### Problem requirements:
Will you extract the entries word for word? Images should not appear in the copy.
# Record extracts start
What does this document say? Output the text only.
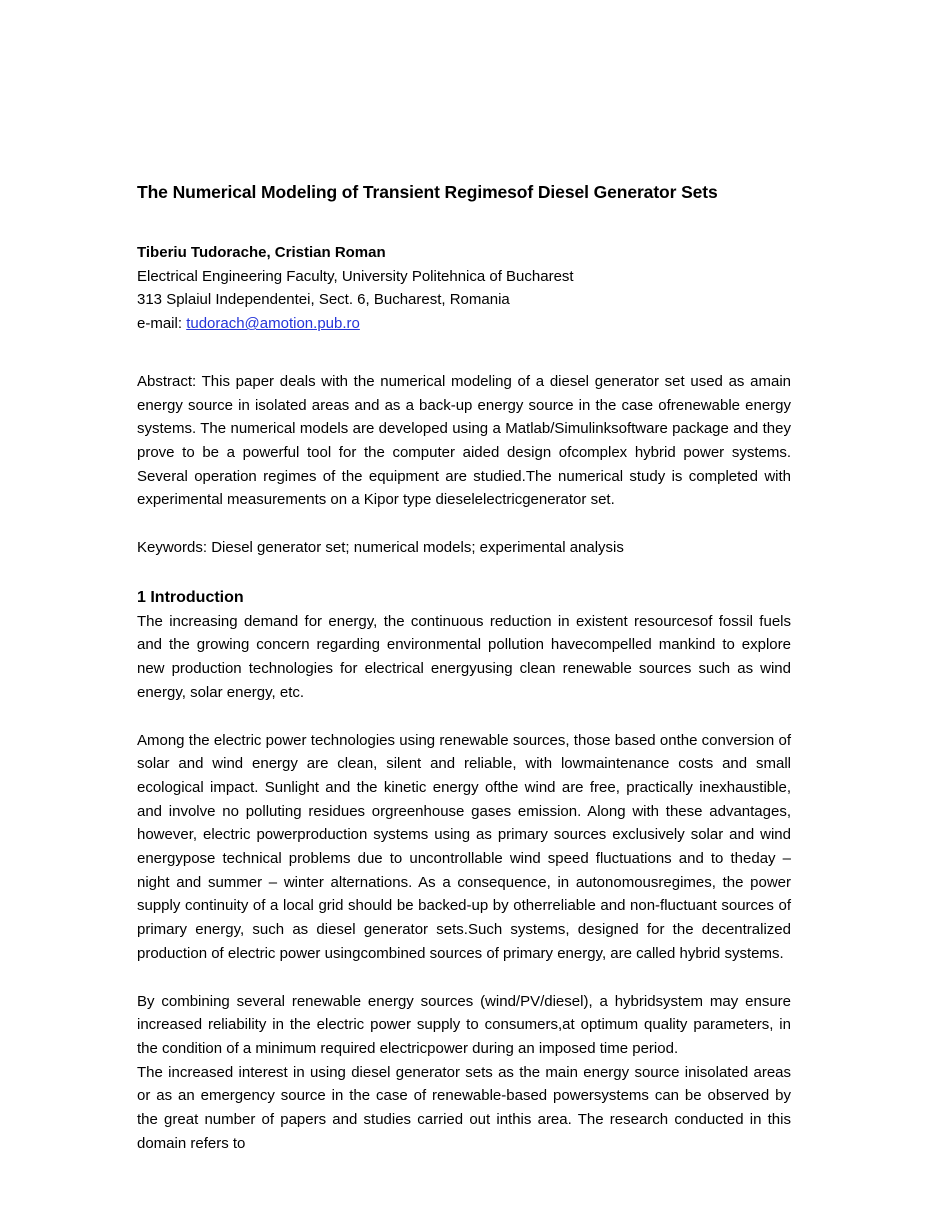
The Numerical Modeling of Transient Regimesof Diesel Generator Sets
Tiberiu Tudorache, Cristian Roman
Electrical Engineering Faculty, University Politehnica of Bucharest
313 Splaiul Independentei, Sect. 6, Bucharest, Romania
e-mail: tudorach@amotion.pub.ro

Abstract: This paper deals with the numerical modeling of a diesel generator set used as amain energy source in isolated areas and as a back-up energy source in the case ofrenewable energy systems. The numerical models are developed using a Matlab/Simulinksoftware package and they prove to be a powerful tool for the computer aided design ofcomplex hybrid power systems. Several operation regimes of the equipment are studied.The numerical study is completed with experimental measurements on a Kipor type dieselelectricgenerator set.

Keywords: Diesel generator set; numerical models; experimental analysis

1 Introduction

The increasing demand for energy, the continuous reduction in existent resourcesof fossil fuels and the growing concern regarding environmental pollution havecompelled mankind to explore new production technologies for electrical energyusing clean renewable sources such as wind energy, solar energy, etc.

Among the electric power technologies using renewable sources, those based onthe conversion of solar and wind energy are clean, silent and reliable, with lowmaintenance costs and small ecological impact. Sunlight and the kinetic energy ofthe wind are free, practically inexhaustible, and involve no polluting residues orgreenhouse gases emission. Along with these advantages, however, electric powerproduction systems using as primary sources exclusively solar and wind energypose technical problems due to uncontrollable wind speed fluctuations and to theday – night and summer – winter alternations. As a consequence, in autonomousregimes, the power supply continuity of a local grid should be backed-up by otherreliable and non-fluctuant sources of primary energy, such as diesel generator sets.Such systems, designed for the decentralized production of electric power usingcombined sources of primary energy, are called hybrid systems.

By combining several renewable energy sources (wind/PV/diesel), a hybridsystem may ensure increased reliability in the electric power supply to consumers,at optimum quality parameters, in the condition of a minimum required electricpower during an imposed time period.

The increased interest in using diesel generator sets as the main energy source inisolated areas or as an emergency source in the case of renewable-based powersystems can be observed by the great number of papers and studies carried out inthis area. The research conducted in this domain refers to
# Record extracts end
### Result for this exercise:
What does this document say? Output the text only.
The Numerical Modeling of Transient Regimesof Diesel Generator Sets
Tiberiu Tudorache, Cristian Roman
Electrical Engineering Faculty, University Politehnica of Bucharest
313 Splaiul Independentei, Sect. 6, Bucharest, Romania
e-mail: tudorach@amotion.pub.ro

Abstract: This paper deals with the numerical modeling of a diesel generator set used as amain energy source in isolated areas and as a back-up energy source in the case ofrenewable energy systems. The numerical models are developed using a Matlab/Simulinksoftware package and they prove to be a powerful tool for the computer aided design ofcomplex hybrid power systems. Several operation regimes of the equipment are studied.The numerical study is completed with experimental measurements on a Kipor type dieselelectricgenerator set.

Keywords: Diesel generator set; numerical models; experimental analysis

1 Introduction

The increasing demand for energy, the continuous reduction in existent resourcesof fossil fuels and the growing concern regarding environmental pollution havecompelled mankind to explore new production technologies for electrical energyusing clean renewable sources such as wind energy, solar energy, etc.

Among the electric power technologies using renewable sources, those based onthe conversion of solar and wind energy are clean, silent and reliable, with lowmaintenance costs and small ecological impact. Sunlight and the kinetic energy ofthe wind are free, practically inexhaustible, and involve no polluting residues orgreenhouse gases emission. Along with these advantages, however, electric powerproduction systems using as primary sources exclusively solar and wind energypose technical problems due to uncontrollable wind speed fluctuations and to theday – night and summer – winter alternations. As a consequence, in autonomousregimes, the power supply continuity of a local grid should be backed-up by otherreliable and non-fluctuant sources of primary energy, such as diesel generator sets.Such systems, designed for the decentralized production of electric power usingcombined sources of primary energy, are called hybrid systems.

By combining several renewable energy sources (wind/PV/diesel), a hybridsystem may ensure increased reliability in the electric power supply to consumers,at optimum quality parameters, in the condition of a minimum required electricpower during an imposed time period.

The increased interest in using diesel generator sets as the main energy source inisolated areas or as an emergency source in the case of renewable-based powersystems can be observed by the great number of papers and studies carried out inthis area. The research conducted in this domain refers to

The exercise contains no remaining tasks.